*ASSIGNMENT*
Every entry in the following data should be output exactly.

(Saved entries)
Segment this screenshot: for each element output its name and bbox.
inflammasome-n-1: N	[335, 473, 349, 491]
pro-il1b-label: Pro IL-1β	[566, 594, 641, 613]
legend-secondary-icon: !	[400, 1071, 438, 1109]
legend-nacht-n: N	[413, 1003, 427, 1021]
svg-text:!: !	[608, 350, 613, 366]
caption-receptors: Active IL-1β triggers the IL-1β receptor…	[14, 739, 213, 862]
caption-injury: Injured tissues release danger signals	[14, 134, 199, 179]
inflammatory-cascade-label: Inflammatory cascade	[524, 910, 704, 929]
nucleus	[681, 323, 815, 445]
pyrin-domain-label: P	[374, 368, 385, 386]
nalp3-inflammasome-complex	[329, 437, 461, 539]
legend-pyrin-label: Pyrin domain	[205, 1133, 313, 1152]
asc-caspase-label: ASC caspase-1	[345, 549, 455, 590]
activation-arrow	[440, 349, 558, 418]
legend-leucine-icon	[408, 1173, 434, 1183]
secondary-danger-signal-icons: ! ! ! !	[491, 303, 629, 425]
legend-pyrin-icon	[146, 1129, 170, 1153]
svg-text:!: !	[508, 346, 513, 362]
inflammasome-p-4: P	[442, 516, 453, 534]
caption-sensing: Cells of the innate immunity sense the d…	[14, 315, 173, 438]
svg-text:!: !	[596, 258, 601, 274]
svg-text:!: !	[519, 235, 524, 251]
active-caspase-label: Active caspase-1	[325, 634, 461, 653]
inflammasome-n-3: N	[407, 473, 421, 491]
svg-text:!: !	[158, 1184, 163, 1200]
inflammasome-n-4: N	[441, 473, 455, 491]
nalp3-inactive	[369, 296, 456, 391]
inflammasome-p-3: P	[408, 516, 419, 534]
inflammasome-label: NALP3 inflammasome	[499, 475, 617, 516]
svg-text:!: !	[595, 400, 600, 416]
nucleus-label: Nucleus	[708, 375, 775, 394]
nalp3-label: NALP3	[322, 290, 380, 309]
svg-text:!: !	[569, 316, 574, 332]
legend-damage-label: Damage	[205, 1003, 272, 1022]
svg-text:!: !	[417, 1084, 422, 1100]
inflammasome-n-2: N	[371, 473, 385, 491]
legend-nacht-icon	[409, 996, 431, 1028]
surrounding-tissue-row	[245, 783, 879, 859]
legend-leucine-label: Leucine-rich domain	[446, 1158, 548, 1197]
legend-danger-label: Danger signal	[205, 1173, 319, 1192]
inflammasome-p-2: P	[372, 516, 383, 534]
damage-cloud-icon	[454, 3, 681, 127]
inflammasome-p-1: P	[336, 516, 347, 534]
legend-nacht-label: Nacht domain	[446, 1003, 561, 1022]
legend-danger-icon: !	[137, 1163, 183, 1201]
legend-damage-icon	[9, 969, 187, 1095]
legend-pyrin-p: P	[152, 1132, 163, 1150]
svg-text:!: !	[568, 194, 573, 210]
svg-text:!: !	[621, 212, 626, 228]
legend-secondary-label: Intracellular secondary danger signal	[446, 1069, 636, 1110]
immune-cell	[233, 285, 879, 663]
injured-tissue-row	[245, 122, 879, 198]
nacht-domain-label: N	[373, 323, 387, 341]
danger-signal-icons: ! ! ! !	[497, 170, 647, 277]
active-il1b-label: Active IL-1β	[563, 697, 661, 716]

*EXERCISE OUTPUT*
Segment this screenshot: for each element output its name and bbox.
inflammasome-n-1: N	[335, 473, 349, 491]
pro-il1b-label: Pro IL-1β	[566, 594, 641, 613]
legend-secondary-icon: !	[400, 1071, 438, 1109]
legend-nacht-n: N	[413, 1003, 427, 1021]
svg-text:!: !	[608, 350, 613, 366]
caption-receptors: Active IL-1β triggers the IL-1β receptor…	[14, 739, 213, 862]
caption-injury: Injured tissues release danger signals	[14, 134, 199, 179]
inflammatory-cascade-label: Inflammatory cascade	[524, 910, 704, 929]
nucleus	[681, 323, 815, 445]
pyrin-domain-label: P	[374, 368, 385, 386]
nalp3-inflammasome-complex	[329, 437, 461, 539]
legend-pyrin-label: Pyrin domain	[205, 1133, 313, 1152]
asc-caspase-label: ASC caspase-1	[345, 549, 455, 590]
activation-arrow	[440, 349, 558, 418]
legend-leucine-icon	[408, 1173, 434, 1183]
secondary-danger-signal-icons: ! ! ! !	[491, 303, 629, 425]
legend-pyrin-icon	[146, 1129, 170, 1153]
svg-text:!: !	[508, 346, 513, 362]
inflammasome-p-4: P	[442, 516, 453, 534]
caption-sensing: Cells of the innate immunity sense the d…	[14, 315, 173, 438]
svg-text:!: !	[596, 258, 601, 274]
svg-text:!: !	[519, 235, 524, 251]
active-caspase-label: Active caspase-1	[325, 634, 461, 653]
inflammasome-n-3: N	[407, 473, 421, 491]
svg-text:!: !	[158, 1184, 163, 1200]
inflammasome-n-4: N	[441, 473, 455, 491]
nalp3-inactive	[369, 296, 456, 391]
inflammasome-p-3: P	[408, 516, 419, 534]
inflammasome-label: NALP3 inflammasome	[499, 475, 617, 516]
svg-text:!: !	[595, 400, 600, 416]
nucleus-label: Nucleus	[708, 375, 775, 394]
nalp3-label: NALP3	[322, 290, 380, 309]
svg-text:!: !	[569, 316, 574, 332]
legend-damage-label: Damage	[205, 1003, 272, 1022]
svg-text:!: !	[417, 1084, 422, 1100]
inflammasome-n-2: N	[371, 473, 385, 491]
legend-nacht-icon	[409, 996, 431, 1028]
surrounding-tissue-row	[245, 783, 879, 859]
legend-leucine-label: Leucine-rich domain	[446, 1158, 548, 1197]
legend-danger-label: Danger signal	[205, 1173, 319, 1192]
inflammasome-p-2: P	[372, 516, 383, 534]
damage-cloud-icon	[454, 3, 681, 127]
inflammasome-p-1: P	[336, 516, 347, 534]
legend-nacht-label: Nacht domain	[446, 1003, 561, 1022]
legend-danger-icon: !	[137, 1163, 183, 1201]
legend-damage-icon	[9, 969, 187, 1095]
legend-pyrin-p: P	[152, 1132, 163, 1150]
svg-text:!: !	[568, 194, 573, 210]
svg-text:!: !	[621, 212, 626, 228]
legend-secondary-label: Intracellular secondary danger signal	[446, 1069, 636, 1110]
immune-cell	[233, 285, 879, 663]
injured-tissue-row	[245, 122, 879, 198]
nacht-domain-label: N	[373, 323, 387, 341]
danger-signal-icons: ! ! ! !	[497, 170, 647, 277]
active-il1b-label: Active IL-1β	[563, 697, 661, 716]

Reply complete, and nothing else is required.